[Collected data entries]

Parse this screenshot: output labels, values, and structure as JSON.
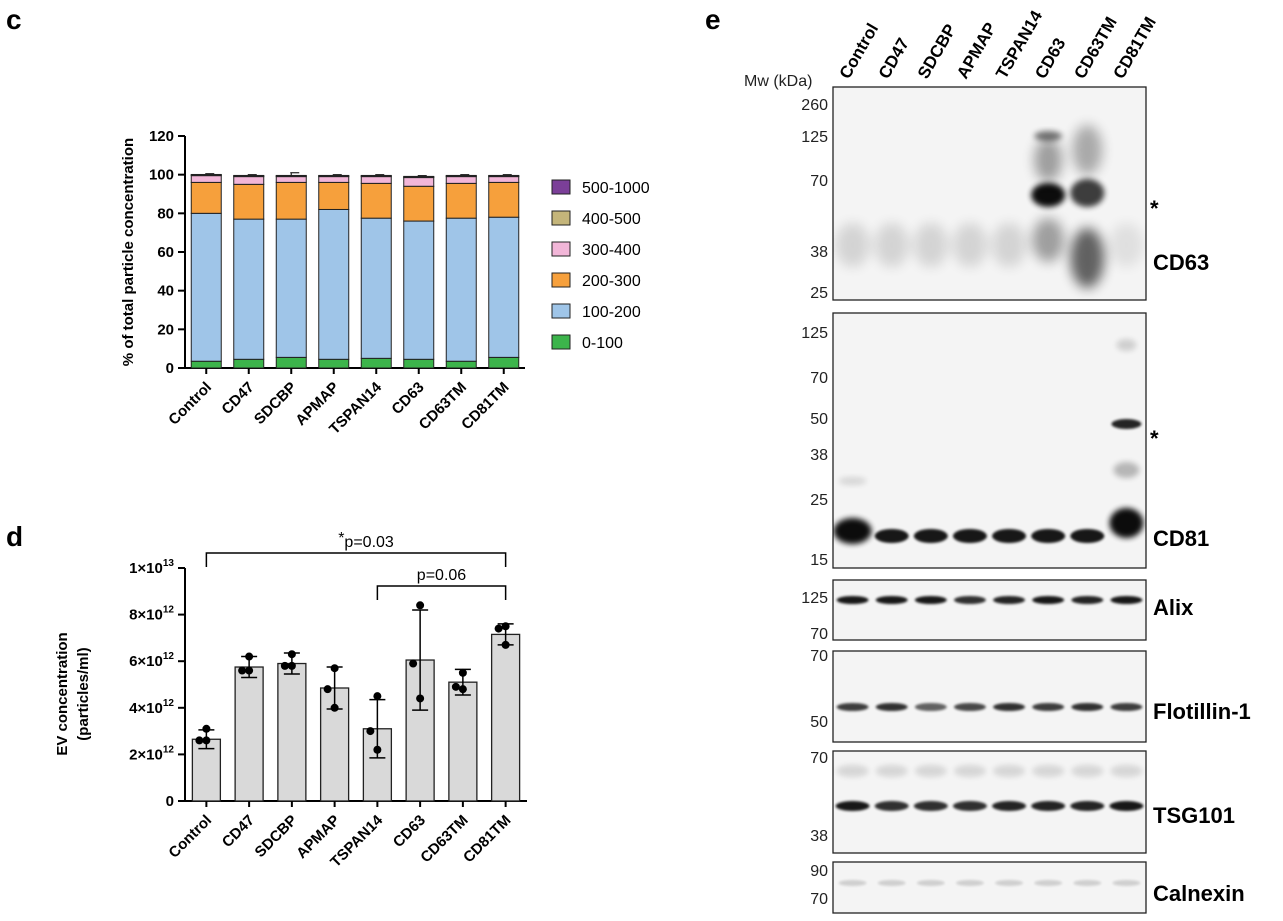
{
  "panels": {
    "c": "c",
    "d": "d",
    "e": "e"
  },
  "chart_data": [
    {
      "type": "bar",
      "stacked": true,
      "panel": "c",
      "categories": [
        "Control",
        "CD47",
        "SDCBP",
        "APMAP",
        "TSPAN14",
        "CD63",
        "CD63TM",
        "CD81TM"
      ],
      "ylabel": "% of total particle concentration",
      "ylim": [
        0,
        120
      ],
      "yticks": [
        0,
        20,
        40,
        60,
        80,
        100,
        120
      ],
      "legend_position": "right",
      "series": [
        {
          "name": "0-100",
          "color": "#3cb44b",
          "values": [
            3.5,
            4.5,
            5.5,
            4.5,
            5,
            4.5,
            3.5,
            5.5
          ],
          "err": [
            3.5,
            7,
            8.5,
            3.5,
            0,
            7,
            2.5,
            7.5
          ]
        },
        {
          "name": "100-200",
          "color": "#9fc5e8",
          "values": [
            76.5,
            72.5,
            71.5,
            77.5,
            72.5,
            71.5,
            74,
            72.5
          ],
          "err": [
            0,
            3,
            4.5,
            3,
            8.5,
            2,
            4.5,
            2
          ]
        },
        {
          "name": "200-300",
          "color": "#f6a03c",
          "values": [
            16,
            18,
            19,
            14,
            18,
            18,
            18,
            18
          ],
          "err": [
            0,
            0,
            0,
            0,
            0,
            0,
            0,
            0
          ]
        },
        {
          "name": "300-400",
          "color": "#f2b6d8",
          "values": [
            3.5,
            4,
            3,
            3,
            3.5,
            4.5,
            3.5,
            3
          ],
          "err": [
            1,
            1,
            2,
            1,
            1,
            1,
            1,
            1
          ]
        },
        {
          "name": "400-500",
          "color": "#c4b57a",
          "values": [
            0.4,
            0.4,
            0.4,
            0.4,
            0.4,
            0.4,
            0.4,
            0.4
          ],
          "err": [
            0,
            0,
            0,
            0,
            0,
            0,
            0,
            0
          ]
        },
        {
          "name": "500-1000",
          "color": "#7b3f98",
          "values": [
            0.2,
            0.2,
            0.2,
            0.2,
            0.2,
            0.2,
            0.2,
            0.2
          ],
          "err": [
            0,
            0,
            0,
            0,
            0,
            0,
            0,
            0
          ]
        }
      ]
    },
    {
      "type": "bar",
      "panel": "d",
      "categories": [
        "Control",
        "CD47",
        "SDCBP",
        "APMAP",
        "TSPAN14",
        "CD63",
        "CD63TM",
        "CD81TM"
      ],
      "ylabel": [
        "EV concentration",
        "(particles/ml)"
      ],
      "ylim": [
        0,
        10000000000000.0
      ],
      "yticks": [
        0,
        2000000000000.0,
        4000000000000.0,
        6000000000000.0,
        8000000000000.0,
        10000000000000.0
      ],
      "ytick_labels": [
        "0",
        "2×10",
        "4×10",
        "6×10",
        "8×10",
        "1×10"
      ],
      "ytick_exponents": [
        "",
        "12",
        "12",
        "12",
        "12",
        "13"
      ],
      "bar_color": "#d9d9d9",
      "values": [
        2650000000000.0,
        5750000000000.0,
        5900000000000.0,
        4850000000000.0,
        3100000000000.0,
        6050000000000.0,
        5100000000000.0,
        7150000000000.0
      ],
      "sd": [
        400000000000.0,
        450000000000.0,
        450000000000.0,
        900000000000.0,
        1250000000000.0,
        2150000000000.0,
        550000000000.0,
        450000000000.0
      ],
      "points": [
        [
          3100000000000.0,
          2600000000000.0,
          2600000000000.0
        ],
        [
          6200000000000.0,
          5600000000000.0,
          5600000000000.0
        ],
        [
          6300000000000.0,
          5800000000000.0,
          5800000000000.0
        ],
        [
          5700000000000.0,
          4800000000000.0,
          4000000000000.0
        ],
        [
          4500000000000.0,
          3000000000000.0,
          2200000000000.0
        ],
        [
          8400000000000.0,
          5900000000000.0,
          4400000000000.0
        ],
        [
          5500000000000.0,
          4900000000000.0,
          4800000000000.0
        ],
        [
          7500000000000.0,
          7400000000000.0,
          6700000000000.0
        ]
      ],
      "brackets": [
        {
          "from": "Control",
          "to": "CD81TM",
          "star": "*",
          "label": "p=0.03"
        },
        {
          "from": "TSPAN14",
          "to": "CD81TM",
          "star": "",
          "label": "p=0.06"
        }
      ]
    }
  ],
  "blot": {
    "lanes": [
      "Control",
      "CD47",
      "SDCBP",
      "APMAP",
      "TSPAN14",
      "CD63",
      "CD63TM",
      "CD81TM"
    ],
    "mw_header": "Mw (kDa)",
    "panels": [
      {
        "name": "CD63",
        "mw": [
          "260",
          "125",
          "70",
          "38",
          "25"
        ],
        "star": "*"
      },
      {
        "name": "CD81",
        "mw": [
          "125",
          "70",
          "50",
          "38",
          "25",
          "15"
        ],
        "star": "*"
      },
      {
        "name": "Alix",
        "mw": [
          "125",
          "70"
        ],
        "star": ""
      },
      {
        "name": "Flotillin-1",
        "mw": [
          "70",
          "50"
        ],
        "star": ""
      },
      {
        "name": "TSG101",
        "mw": [
          "70",
          "38"
        ],
        "star": ""
      },
      {
        "name": "Calnexin",
        "mw": [
          "90",
          "70"
        ],
        "star": ""
      }
    ]
  }
}
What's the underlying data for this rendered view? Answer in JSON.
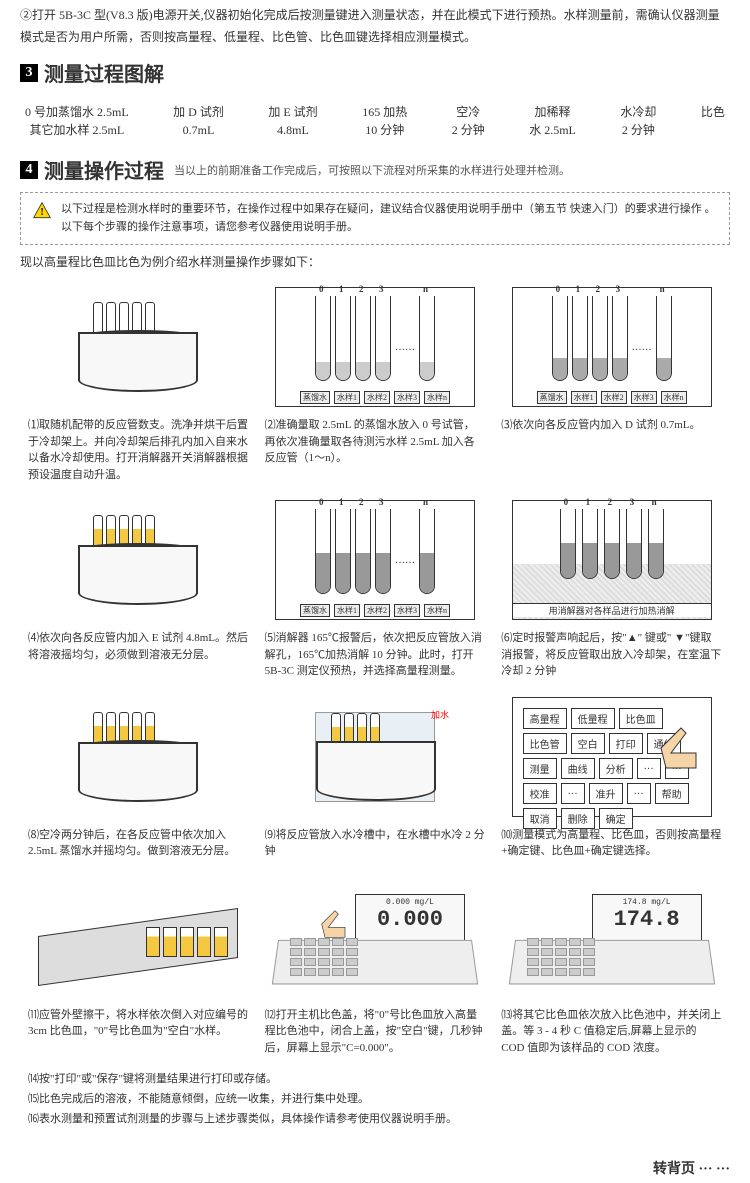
{
  "intro": {
    "text": "②打开 5B-3C 型(V8.3 版)电源开关,仪器初始化完成后按测量键进入测量状态，并在此模式下进行预热。水样测量前，需确认仪器测量模式是否为用户所需，否则按高量程、低量程、比色管、比色皿键选择相应测量模式。"
  },
  "section3": {
    "num": "3",
    "title": "测量过程图解"
  },
  "flow": [
    {
      "l1": "0 号加蒸馏水 2.5mL",
      "l2": "其它加水样 2.5mL"
    },
    {
      "l1": "加 D 试剂",
      "l2": "0.7mL"
    },
    {
      "l1": "加 E 试剂",
      "l2": "4.8mL"
    },
    {
      "l1": "165   加热",
      "l2": "10 分钟"
    },
    {
      "l1": "空冷",
      "l2": "2 分钟"
    },
    {
      "l1": "加稀释",
      "l2": "水 2.5mL"
    },
    {
      "l1": "水冷却",
      "l2": "2 分钟"
    },
    {
      "l1": "比色",
      "l2": ""
    }
  ],
  "section4": {
    "num": "4",
    "title": "测量操作过程",
    "sub": "当以上的前期准备工作完成后，可按照以下流程对所采集的水样进行处理并检测。"
  },
  "note": {
    "l1": "以下过程是检测水样时的重要环节，在操作过程中如果存在疑问，建议结合仪器使用说明手册中（第五节 快速入门）的要求进行操作 。",
    "l2": "以下每个步骤的操作注意事项，请您参考仪器使用说明手册。"
  },
  "intro_line": "现以高量程比色皿比色为例介绍水样测量操作步骤如下：",
  "steps": {
    "s1": "⑴取随机配带的反应管数支。洗净并烘干后置于冷却架上。并向冷却架后排孔内加入自来水以备水冷却使用。打开消解器开关消解器根据预设温度自动升温。",
    "s2": "⑵准确量取 2.5mL 的蒸馏水放入 0 号试管，再依次准确量取各待测污水样 2.5mL 加入各反应管（1～n）。",
    "s3": "⑶依次向各反应管内加入 D 试剂 0.7mL。",
    "s4": "⑷依次向各反应管内加入 E 试剂 4.8mL。然后将溶液摇均匀，必须做到溶液无分层。",
    "s5": "⑸消解器 165℃报警后，依次把反应管放入消解孔，165℃加热消解 10 分钟。此时，打开5B-3C 测定仪预热，并选择高量程测量。",
    "s6": "⑹定时报警声响起后，按\"▲\" 键或\" ▼\"键取消报警，将反应管取出放入冷却架，在室温下冷却 2 分钟",
    "s7": "⑻空冷两分钟后，在各反应管中依次加入 2.5mL 蒸馏水并摇均匀。做到溶液无分层。",
    "s8": "⑼将反应管放入水冷槽中，在水槽中水冷 2 分钟",
    "s9": "⑽测量模式为高量程、比色皿，否则按高量程+确定键、比色皿+确定键选择。",
    "s10": "⑾应管外壁擦干，将水样依次倒入对应编号的 3cm 比色皿，\"0\"号比色皿为\"空白\"水样。",
    "s11": "⑿打开主机比色盖，将\"0\"号比色皿放入高量程比色池中，闭合上盖，按\"空白\"键，几秒钟后，屏幕上显示\"C=0.000\"。",
    "s12": "⒀将其它比色皿依次放入比色池中，并关闭上盖。等 3 - 4 秒 C 值稳定后,屏幕上显示的 COD 值即为该样品的 COD 浓度。"
  },
  "extras": {
    "e1": "⒁按\"打印\"或\"保存\"键将测量结果进行打印或存储。",
    "e2": "⒂比色完成后的溶液，不能随意倾倒，应统一收集，并进行集中处理。",
    "e3": "⒃表水测量和预置试剂测量的步骤与上述步骤类似，具体操作请参考使用仪器说明手册。"
  },
  "panel_btns": [
    "高量程",
    "低量程",
    "比色皿",
    "比色管",
    "空白",
    "打印",
    "通信",
    "测量",
    "曲线",
    "分析",
    "…",
    "…",
    "校准",
    "…",
    "准升",
    "…",
    "帮助",
    "取消",
    "删除",
    "确定"
  ],
  "tube_labels": [
    "0",
    "1",
    "2",
    "3",
    "n"
  ],
  "btm_labels": [
    "蒸馏水",
    "水样1",
    "水样2",
    "水样3",
    "水样n"
  ],
  "cool_label": "用消解器对各样品进行加热消解",
  "display1": "0.000",
  "display1_unit": "0.000 mg/L",
  "display2": "174.8",
  "display2_unit": "174.8 mg/L",
  "footer": "转背页 ··· ···"
}
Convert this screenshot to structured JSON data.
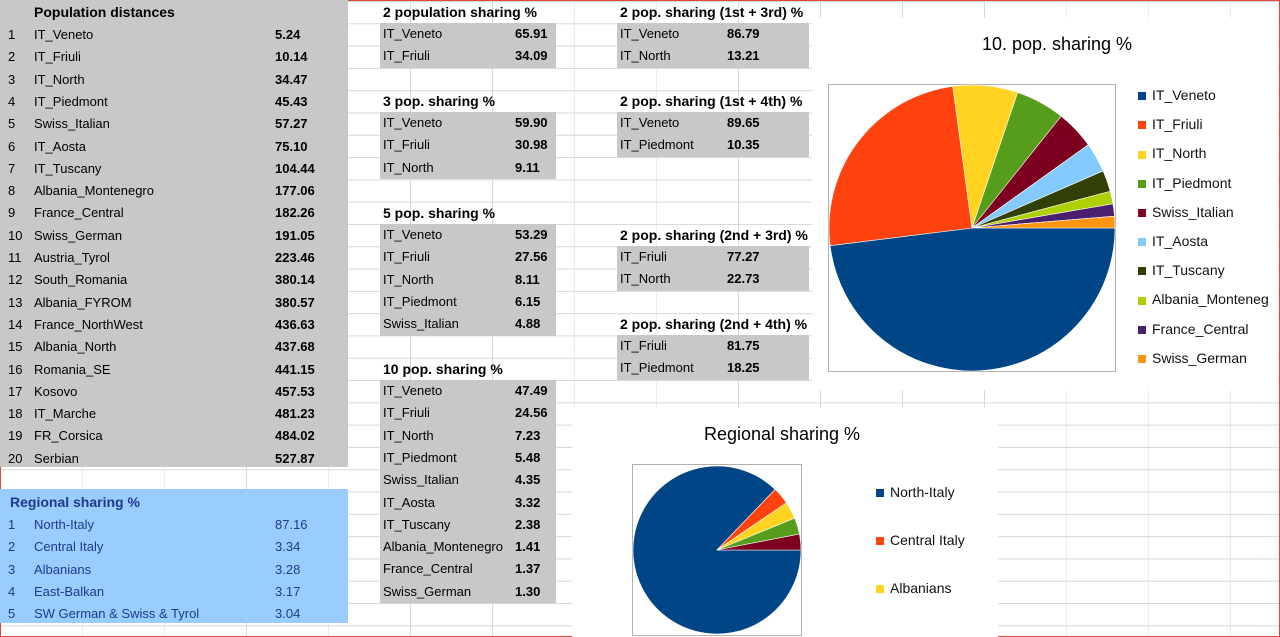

Work to do
From the entries above, extract every line where the word "screenshot" appears.

Reply to the task
Parse this screenshot: output labels, values, and structure as JSON.
Convert this screenshot to structured JSON data.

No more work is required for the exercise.